What is needed
Output the full listing word for word.

Items listed in a dataset
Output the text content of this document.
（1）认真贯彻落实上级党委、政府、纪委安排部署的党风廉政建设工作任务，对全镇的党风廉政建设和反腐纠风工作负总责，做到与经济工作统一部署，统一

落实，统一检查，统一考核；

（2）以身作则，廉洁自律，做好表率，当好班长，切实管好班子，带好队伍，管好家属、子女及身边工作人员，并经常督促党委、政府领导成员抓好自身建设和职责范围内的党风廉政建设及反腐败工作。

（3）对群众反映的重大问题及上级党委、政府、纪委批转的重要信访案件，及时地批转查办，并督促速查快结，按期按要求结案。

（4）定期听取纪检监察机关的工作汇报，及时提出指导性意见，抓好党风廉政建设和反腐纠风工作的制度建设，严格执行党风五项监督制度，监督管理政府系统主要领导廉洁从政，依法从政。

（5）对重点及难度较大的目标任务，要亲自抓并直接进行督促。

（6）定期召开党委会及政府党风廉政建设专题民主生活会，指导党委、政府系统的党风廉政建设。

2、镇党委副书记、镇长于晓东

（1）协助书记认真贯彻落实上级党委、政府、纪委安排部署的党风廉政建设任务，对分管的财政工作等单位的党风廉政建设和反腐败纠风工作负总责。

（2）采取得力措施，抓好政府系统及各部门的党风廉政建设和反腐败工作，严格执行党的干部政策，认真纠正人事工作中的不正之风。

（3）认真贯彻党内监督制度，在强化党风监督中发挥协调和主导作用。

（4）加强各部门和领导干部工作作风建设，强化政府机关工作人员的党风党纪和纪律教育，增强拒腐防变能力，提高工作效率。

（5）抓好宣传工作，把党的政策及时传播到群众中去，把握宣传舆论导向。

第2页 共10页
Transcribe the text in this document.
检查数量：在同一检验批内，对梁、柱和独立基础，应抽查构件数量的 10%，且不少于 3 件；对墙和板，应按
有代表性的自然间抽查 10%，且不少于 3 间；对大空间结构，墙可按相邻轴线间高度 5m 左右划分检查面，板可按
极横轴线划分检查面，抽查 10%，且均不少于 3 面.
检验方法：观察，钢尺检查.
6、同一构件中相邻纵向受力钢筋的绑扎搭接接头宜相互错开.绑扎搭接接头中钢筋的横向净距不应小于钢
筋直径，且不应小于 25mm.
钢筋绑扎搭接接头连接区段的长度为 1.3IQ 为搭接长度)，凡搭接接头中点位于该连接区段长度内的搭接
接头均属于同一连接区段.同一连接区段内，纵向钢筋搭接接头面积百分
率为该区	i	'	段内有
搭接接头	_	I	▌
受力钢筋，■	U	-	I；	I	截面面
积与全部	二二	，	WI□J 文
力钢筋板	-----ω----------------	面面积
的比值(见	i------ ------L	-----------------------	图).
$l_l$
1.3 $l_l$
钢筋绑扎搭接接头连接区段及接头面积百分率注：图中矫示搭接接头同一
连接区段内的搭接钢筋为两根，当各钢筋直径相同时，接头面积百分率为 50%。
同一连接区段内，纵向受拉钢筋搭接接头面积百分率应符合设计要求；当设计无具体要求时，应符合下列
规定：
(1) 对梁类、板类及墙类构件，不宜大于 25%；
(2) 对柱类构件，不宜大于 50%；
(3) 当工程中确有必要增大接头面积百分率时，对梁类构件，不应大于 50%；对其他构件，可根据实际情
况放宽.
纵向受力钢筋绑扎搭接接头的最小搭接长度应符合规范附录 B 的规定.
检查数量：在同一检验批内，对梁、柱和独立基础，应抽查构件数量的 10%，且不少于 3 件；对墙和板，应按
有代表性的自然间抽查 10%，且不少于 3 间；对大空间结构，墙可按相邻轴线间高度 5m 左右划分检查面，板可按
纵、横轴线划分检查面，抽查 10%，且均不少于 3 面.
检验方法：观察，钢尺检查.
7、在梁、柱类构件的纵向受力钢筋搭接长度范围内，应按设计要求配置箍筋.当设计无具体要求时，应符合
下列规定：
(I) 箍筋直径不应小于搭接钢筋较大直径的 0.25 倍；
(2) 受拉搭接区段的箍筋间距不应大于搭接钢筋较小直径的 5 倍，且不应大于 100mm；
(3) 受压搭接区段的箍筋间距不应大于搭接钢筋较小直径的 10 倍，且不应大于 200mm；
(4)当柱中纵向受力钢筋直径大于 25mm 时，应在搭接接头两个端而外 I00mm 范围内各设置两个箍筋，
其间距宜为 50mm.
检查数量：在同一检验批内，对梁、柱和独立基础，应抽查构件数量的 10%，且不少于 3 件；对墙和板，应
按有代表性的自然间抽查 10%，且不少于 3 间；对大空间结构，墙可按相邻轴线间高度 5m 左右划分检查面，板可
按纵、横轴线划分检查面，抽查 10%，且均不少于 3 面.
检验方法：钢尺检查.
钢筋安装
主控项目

The completed task
Output the text content of this document.
（1）认真贯彻落实上级党委、政府、纪委安排部署的党风廉政建设工作任务，对全镇的党风廉政建设和反腐纠风工作负总责，做到与经济工作统一部署，统一

落实，统一检查，统一考核；

（2）以身作则，廉洁自律，做好表率，当好班长，切实管好班子，带好队伍，管好家属、子女及身边工作人员，并经常督促党委、政府领导成员抓好自身建设和职责范围内的党风廉政建设及反腐败工作。

（3）对群众反映的重大问题及上级党委、政府、纪委批转的重要信访案件，及时地批转查办，并督促速查快结，按期按要求结案。

（4）定期听取纪检监察机关的工作汇报，及时提出指导性意见，抓好党风廉政建设和反腐纠风工作的制度建设，严格执行党风五项监督制度，监督管理政府系统主要领导廉洁从政，依法从政。

（5）对重点及难度较大的目标任务，要亲自抓并直接进行督促。

（6）定期召开党委会及政府党风廉政建设专题民主生活会，指导党委、政府系统的党风廉政建设。

2、镇党委副书记、镇长于晓东

（1）协助书记认真贯彻落实上级党委、政府、纪委安排部署的党风廉政建设任务，对分管的财政工作等单位的党风廉政建设和反腐败纠风工作负总责。

（2）采取得力措施，抓好政府系统及各部门的党风廉政建设和反腐败工作，严格执行党的干部政策，认真纠正人事工作中的不正之风。

（3）认真贯彻党内监督制度，在强化党风监督中发挥协调和主导作用。

（4）加强各部门和领导干部工作作风建设，强化政府机关工作人员的党风党纪和纪律教育，增强拒腐防变能力，提高工作效率。

（5）抓好宣传工作，把党的政策及时传播到群众中去，把握宣传舆论导向。

第2页 共10页
Transcribe the text in this document.
检查数量：在同一检验批内，对梁、柱和独立基础，应抽查构件数量的 10%，且不少于 3 件；对墙和板，应按
有代表性的自然间抽查 10%，且不少于 3 间；对大空间结构，墙可按相邻轴线间高度 5m 左右划分检查面，板可按
极横轴线划分检查面，抽查 10%，且均不少于 3 面.
检验方法：观察，钢尺检查.
6、同一构件中相邻纵向受力钢筋的绑扎搭接接头宜相互错开.绑扎搭接接头中钢筋的横向净距不应小于钢
筋直径，且不应小于 25mm.
钢筋绑扎搭接接头连接区段的长度为 1.3IQ 为搭接长度)，凡搭接接头中点位于该连接区段长度内的搭接
接头均属于同一连接区段.同一连接区段内，纵向钢筋搭接接头面积百分
率为该区	i	'	段内有
搭接接头	_	I	▌
受力钢筋，■	U	-	I；	I	截面面
积与全部	二二	，	WI□J 文
力钢筋板	-----ω----------------	面面积
的比值(见	i------ ------L	-----------------------	图).
$l_l$
1.3 $l_l$
钢筋绑扎搭接接头连接区段及接头面积百分率注：图中矫示搭接接头同一
连接区段内的搭接钢筋为两根，当各钢筋直径相同时，接头面积百分率为 50%。
同一连接区段内，纵向受拉钢筋搭接接头面积百分率应符合设计要求；当设计无具体要求时，应符合下列
规定：
(1) 对梁类、板类及墙类构件，不宜大于 25%；
(2) 对柱类构件，不宜大于 50%；
(3) 当工程中确有必要增大接头面积百分率时，对梁类构件，不应大于 50%；对其他构件，可根据实际情
况放宽.
纵向受力钢筋绑扎搭接接头的最小搭接长度应符合规范附录 B 的规定.
检查数量：在同一检验批内，对梁、柱和独立基础，应抽查构件数量的 10%，且不少于 3 件；对墙和板，应按
有代表性的自然间抽查 10%，且不少于 3 间；对大空间结构，墙可按相邻轴线间高度 5m 左右划分检查面，板可按
纵、横轴线划分检查面，抽查 10%，且均不少于 3 面.
检验方法：观察，钢尺检查.
7、在梁、柱类构件的纵向受力钢筋搭接长度范围内，应按设计要求配置箍筋.当设计无具体要求时，应符合
下列规定：
(I) 箍筋直径不应小于搭接钢筋较大直径的 0.25 倍；
(2) 受拉搭接区段的箍筋间距不应大于搭接钢筋较小直径的 5 倍，且不应大于 100mm；
(3) 受压搭接区段的箍筋间距不应大于搭接钢筋较小直径的 10 倍，且不应大于 200mm；
(4)当柱中纵向受力钢筋直径大于 25mm 时，应在搭接接头两个端而外 I00mm 范围内各设置两个箍筋，
其间距宜为 50mm.
检查数量：在同一检验批内，对梁、柱和独立基础，应抽查构件数量的 10%，且不少于 3 件；对墙和板，应
按有代表性的自然间抽查 10%，且不少于 3 间；对大空间结构，墙可按相邻轴线间高度 5m 左右划分检查面，板可
按纵、横轴线划分检查面，抽查 10%，且均不少于 3 面.
检验方法：钢尺检查.
钢筋安装
主控项目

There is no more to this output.